**Task to carry out**
Reproduce the listing below in its entirety. Change nothing.

(Records excerpted from a collection)
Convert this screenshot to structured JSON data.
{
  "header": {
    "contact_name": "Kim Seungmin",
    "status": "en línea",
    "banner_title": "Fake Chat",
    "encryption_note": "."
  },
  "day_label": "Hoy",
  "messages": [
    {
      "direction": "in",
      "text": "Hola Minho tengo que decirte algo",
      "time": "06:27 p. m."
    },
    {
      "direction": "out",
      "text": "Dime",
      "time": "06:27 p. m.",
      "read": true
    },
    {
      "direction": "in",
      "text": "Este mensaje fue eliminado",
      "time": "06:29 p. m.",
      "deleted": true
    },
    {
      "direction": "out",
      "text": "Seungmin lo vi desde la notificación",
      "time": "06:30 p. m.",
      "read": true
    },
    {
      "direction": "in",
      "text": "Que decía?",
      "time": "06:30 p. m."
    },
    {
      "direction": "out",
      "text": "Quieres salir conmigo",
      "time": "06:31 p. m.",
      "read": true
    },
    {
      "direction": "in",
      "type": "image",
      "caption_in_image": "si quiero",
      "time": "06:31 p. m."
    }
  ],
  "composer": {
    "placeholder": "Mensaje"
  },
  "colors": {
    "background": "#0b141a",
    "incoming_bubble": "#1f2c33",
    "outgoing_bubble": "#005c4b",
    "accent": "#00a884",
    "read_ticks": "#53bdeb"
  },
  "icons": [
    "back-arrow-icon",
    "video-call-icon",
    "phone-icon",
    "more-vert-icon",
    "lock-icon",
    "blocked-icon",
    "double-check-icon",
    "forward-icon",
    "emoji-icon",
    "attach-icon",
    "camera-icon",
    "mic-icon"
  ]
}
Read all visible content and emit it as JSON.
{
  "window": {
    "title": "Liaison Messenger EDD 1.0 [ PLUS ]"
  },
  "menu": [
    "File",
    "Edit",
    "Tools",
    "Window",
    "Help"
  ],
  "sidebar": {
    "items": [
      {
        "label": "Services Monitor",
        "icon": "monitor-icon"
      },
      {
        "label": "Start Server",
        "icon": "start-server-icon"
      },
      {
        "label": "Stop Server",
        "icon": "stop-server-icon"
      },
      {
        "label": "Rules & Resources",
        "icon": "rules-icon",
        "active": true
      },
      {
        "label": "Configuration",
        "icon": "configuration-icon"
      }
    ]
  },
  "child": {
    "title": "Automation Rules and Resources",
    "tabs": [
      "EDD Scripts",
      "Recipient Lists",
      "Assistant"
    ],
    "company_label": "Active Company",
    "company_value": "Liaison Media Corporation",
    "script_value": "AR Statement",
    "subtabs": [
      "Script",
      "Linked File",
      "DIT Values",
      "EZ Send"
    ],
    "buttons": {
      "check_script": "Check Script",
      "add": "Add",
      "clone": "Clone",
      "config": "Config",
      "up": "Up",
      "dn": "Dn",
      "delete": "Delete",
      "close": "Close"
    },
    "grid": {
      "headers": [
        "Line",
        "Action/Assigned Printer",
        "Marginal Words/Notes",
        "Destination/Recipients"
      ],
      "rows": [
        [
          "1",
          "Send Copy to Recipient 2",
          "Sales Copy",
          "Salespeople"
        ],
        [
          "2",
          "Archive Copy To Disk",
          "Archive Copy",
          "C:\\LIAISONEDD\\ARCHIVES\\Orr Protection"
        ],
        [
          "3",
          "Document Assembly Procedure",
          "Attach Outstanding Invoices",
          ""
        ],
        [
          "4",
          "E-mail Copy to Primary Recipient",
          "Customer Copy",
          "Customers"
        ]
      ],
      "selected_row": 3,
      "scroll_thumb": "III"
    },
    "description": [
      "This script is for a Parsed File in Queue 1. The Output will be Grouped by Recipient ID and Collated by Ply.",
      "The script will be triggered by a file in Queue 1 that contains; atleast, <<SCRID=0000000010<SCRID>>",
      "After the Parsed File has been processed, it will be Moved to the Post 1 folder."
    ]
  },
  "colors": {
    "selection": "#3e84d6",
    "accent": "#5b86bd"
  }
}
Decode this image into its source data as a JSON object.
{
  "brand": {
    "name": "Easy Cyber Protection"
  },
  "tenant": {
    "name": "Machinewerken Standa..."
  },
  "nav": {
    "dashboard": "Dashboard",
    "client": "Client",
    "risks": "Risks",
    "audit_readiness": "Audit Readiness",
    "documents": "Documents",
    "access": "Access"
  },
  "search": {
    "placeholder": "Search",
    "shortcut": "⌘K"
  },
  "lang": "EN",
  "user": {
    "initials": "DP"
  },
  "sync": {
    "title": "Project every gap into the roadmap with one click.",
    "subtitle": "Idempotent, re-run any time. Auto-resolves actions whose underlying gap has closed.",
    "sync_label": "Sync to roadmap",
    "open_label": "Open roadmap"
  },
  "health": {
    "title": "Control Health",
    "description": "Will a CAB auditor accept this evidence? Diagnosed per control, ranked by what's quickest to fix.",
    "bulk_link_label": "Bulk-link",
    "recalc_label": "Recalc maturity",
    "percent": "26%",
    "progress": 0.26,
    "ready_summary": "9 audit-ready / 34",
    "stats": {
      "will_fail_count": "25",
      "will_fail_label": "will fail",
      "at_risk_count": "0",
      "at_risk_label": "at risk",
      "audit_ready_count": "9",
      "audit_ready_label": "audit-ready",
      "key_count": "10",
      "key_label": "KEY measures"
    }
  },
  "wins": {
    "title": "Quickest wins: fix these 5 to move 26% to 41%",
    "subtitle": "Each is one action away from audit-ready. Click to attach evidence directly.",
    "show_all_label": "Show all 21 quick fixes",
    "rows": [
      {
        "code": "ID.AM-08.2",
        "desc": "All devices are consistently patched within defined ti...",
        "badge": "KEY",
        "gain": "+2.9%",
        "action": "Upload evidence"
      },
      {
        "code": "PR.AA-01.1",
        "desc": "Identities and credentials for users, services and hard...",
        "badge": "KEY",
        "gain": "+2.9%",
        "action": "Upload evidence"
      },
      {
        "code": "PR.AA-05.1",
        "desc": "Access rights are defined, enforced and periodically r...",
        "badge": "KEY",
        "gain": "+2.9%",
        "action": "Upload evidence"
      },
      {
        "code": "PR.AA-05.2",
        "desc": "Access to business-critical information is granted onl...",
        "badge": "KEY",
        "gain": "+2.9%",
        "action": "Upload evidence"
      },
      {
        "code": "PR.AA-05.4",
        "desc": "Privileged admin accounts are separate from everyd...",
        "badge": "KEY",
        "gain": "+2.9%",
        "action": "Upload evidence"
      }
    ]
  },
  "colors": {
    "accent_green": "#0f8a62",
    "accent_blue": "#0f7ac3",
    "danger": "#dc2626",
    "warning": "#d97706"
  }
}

**Exercise answer**
Convert this screenshot to structured JSON data.
{
  "header": {
    "contact_name": "Kim Seungmin",
    "status": "en línea",
    "banner_title": "Fake Chat",
    "encryption_note": "."
  },
  "day_label": "Hoy",
  "messages": [
    {
      "direction": "in",
      "text": "Hola Minho tengo que decirte algo",
      "time": "06:27 p. m."
    },
    {
      "direction": "out",
      "text": "Dime",
      "time": "06:27 p. m.",
      "read": true
    },
    {
      "direction": "in",
      "text": "Este mensaje fue eliminado",
      "time": "06:29 p. m.",
      "deleted": true
    },
    {
      "direction": "out",
      "text": "Seungmin lo vi desde la notificación",
      "time": "06:30 p. m.",
      "read": true
    },
    {
      "direction": "in",
      "text": "Que decía?",
      "time": "06:30 p. m."
    },
    {
      "direction": "out",
      "text": "Quieres salir conmigo",
      "time": "06:31 p. m.",
      "read": true
    },
    {
      "direction": "in",
      "type": "image",
      "caption_in_image": "si quiero",
      "time": "06:31 p. m."
    }
  ],
  "composer": {
    "placeholder": "Mensaje"
  },
  "colors": {
    "background": "#0b141a",
    "incoming_bubble": "#1f2c33",
    "outgoing_bubble": "#005c4b",
    "accent": "#00a884",
    "read_ticks": "#53bdeb"
  },
  "icons": [
    "back-arrow-icon",
    "video-call-icon",
    "phone-icon",
    "more-vert-icon",
    "lock-icon",
    "blocked-icon",
    "double-check-icon",
    "forward-icon",
    "emoji-icon",
    "attach-icon",
    "camera-icon",
    "mic-icon"
  ]
}
Read all visible content and emit it as JSON.
{
  "window": {
    "title": "Liaison Messenger EDD 1.0 [ PLUS ]"
  },
  "menu": [
    "File",
    "Edit",
    "Tools",
    "Window",
    "Help"
  ],
  "sidebar": {
    "items": [
      {
        "label": "Services Monitor",
        "icon": "monitor-icon"
      },
      {
        "label": "Start Server",
        "icon": "start-server-icon"
      },
      {
        "label": "Stop Server",
        "icon": "stop-server-icon"
      },
      {
        "label": "Rules & Resources",
        "icon": "rules-icon",
        "active": true
      },
      {
        "label": "Configuration",
        "icon": "configuration-icon"
      }
    ]
  },
  "child": {
    "title": "Automation Rules and Resources",
    "tabs": [
      "EDD Scripts",
      "Recipient Lists",
      "Assistant"
    ],
    "company_label": "Active Company",
    "company_value": "Liaison Media Corporation",
    "script_value": "AR Statement",
    "subtabs": [
      "Script",
      "Linked File",
      "DIT Values",
      "EZ Send"
    ],
    "buttons": {
      "check_script": "Check Script",
      "add": "Add",
      "clone": "Clone",
      "config": "Config",
      "up": "Up",
      "dn": "Dn",
      "delete": "Delete",
      "close": "Close"
    },
    "grid": {
      "headers": [
        "Line",
        "Action/Assigned Printer",
        "Marginal Words/Notes",
        "Destination/Recipients"
      ],
      "rows": [
        [
          "1",
          "Send Copy to Recipient 2",
          "Sales Copy",
          "Salespeople"
        ],
        [
          "2",
          "Archive Copy To Disk",
          "Archive Copy",
          "C:\\LIAISONEDD\\ARCHIVES\\Orr Protection"
        ],
        [
          "3",
          "Document Assembly Procedure",
          "Attach Outstanding Invoices",
          ""
        ],
        [
          "4",
          "E-mail Copy to Primary Recipient",
          "Customer Copy",
          "Customers"
        ]
      ],
      "selected_row": 3,
      "scroll_thumb": "III"
    },
    "description": [
      "This script is for a Parsed File in Queue 1. The Output will be Grouped by Recipient ID and Collated by Ply.",
      "The script will be triggered by a file in Queue 1 that contains; atleast, <<SCRID=0000000010<SCRID>>",
      "After the Parsed File has been processed, it will be Moved to the Post 1 folder."
    ]
  },
  "colors": {
    "selection": "#3e84d6",
    "accent": "#5b86bd"
  }
}
Decode this image into its source data as a JSON object.
{
  "brand": {
    "name": "Easy Cyber Protection"
  },
  "tenant": {
    "name": "Machinewerken Standa..."
  },
  "nav": {
    "dashboard": "Dashboard",
    "client": "Client",
    "risks": "Risks",
    "audit_readiness": "Audit Readiness",
    "documents": "Documents",
    "access": "Access"
  },
  "search": {
    "placeholder": "Search",
    "shortcut": "⌘K"
  },
  "lang": "EN",
  "user": {
    "initials": "DP"
  },
  "sync": {
    "title": "Project every gap into the roadmap with one click.",
    "subtitle": "Idempotent, re-run any time. Auto-resolves actions whose underlying gap has closed.",
    "sync_label": "Sync to roadmap",
    "open_label": "Open roadmap"
  },
  "health": {
    "title": "Control Health",
    "description": "Will a CAB auditor accept this evidence? Diagnosed per control, ranked by what's quickest to fix.",
    "bulk_link_label": "Bulk-link",
    "recalc_label": "Recalc maturity",
    "percent": "26%",
    "progress": 0.26,
    "ready_summary": "9 audit-ready / 34",
    "stats": {
      "will_fail_count": "25",
      "will_fail_label": "will fail",
      "at_risk_count": "0",
      "at_risk_label": "at risk",
      "audit_ready_count": "9",
      "audit_ready_label": "audit-ready",
      "key_count": "10",
      "key_label": "KEY measures"
    }
  },
  "wins": {
    "title": "Quickest wins: fix these 5 to move 26% to 41%",
    "subtitle": "Each is one action away from audit-ready. Click to attach evidence directly.",
    "show_all_label": "Show all 21 quick fixes",
    "rows": [
      {
        "code": "ID.AM-08.2",
        "desc": "All devices are consistently patched within defined ti...",
        "badge": "KEY",
        "gain": "+2.9%",
        "action": "Upload evidence"
      },
      {
        "code": "PR.AA-01.1",
        "desc": "Identities and credentials for users, services and hard...",
        "badge": "KEY",
        "gain": "+2.9%",
        "action": "Upload evidence"
      },
      {
        "code": "PR.AA-05.1",
        "desc": "Access rights are defined, enforced and periodically r...",
        "badge": "KEY",
        "gain": "+2.9%",
        "action": "Upload evidence"
      },
      {
        "code": "PR.AA-05.2",
        "desc": "Access to business-critical information is granted onl...",
        "badge": "KEY",
        "gain": "+2.9%",
        "action": "Upload evidence"
      },
      {
        "code": "PR.AA-05.4",
        "desc": "Privileged admin accounts are separate from everyd...",
        "badge": "KEY",
        "gain": "+2.9%",
        "action": "Upload evidence"
      }
    ]
  },
  "colors": {
    "accent_green": "#0f8a62",
    "accent_blue": "#0f7ac3",
    "danger": "#dc2626",
    "warning": "#d97706"
  }
}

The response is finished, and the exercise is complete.